(Collected data)

(begin)

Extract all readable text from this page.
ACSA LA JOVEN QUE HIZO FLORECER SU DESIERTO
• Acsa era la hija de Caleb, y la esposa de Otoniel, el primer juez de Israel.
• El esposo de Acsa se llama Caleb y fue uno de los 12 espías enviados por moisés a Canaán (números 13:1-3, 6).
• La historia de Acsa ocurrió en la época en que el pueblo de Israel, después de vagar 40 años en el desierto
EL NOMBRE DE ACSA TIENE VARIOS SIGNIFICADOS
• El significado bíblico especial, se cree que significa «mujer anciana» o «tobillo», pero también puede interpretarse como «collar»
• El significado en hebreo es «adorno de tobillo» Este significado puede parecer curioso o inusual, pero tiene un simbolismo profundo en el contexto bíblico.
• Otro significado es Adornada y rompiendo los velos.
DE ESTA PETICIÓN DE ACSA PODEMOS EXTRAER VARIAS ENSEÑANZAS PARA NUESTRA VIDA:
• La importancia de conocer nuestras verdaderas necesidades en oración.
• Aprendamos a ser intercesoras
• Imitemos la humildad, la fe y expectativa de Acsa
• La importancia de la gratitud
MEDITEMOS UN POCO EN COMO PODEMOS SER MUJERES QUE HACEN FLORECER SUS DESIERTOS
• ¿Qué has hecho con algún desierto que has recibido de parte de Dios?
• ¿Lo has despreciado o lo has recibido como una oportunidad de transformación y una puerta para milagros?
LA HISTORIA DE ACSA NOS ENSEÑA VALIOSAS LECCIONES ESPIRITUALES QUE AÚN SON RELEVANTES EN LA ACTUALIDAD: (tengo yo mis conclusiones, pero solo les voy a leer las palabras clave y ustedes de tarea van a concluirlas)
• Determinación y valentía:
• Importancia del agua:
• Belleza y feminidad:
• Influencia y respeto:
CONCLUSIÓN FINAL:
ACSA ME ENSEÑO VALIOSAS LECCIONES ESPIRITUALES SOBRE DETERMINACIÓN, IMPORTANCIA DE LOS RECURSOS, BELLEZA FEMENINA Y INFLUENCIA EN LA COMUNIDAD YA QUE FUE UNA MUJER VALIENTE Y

(end)

Do this - Filter the listing for the word "pero" and copy every line that holds it.

Response below -
• El significado bíblico especial, se cree que significa «mujer anciana» o «tobillo», pero también puede interpretarse como «collar»
• El significado en hebreo es «adorno de tobillo» Este significado puede parecer curioso o inusual, pero tiene un simbolismo profundo en el contexto bíblico.
LA HISTORIA DE ACSA NOS ENSEÑA VALIOSAS LECCIONES ESPIRITUALES QUE AÚN SON RELEVANTES EN LA ACTUALIDAD: (tengo yo mis conclusiones, pero solo les voy a leer las palabras clave y ustedes de tarea van a concluirlas)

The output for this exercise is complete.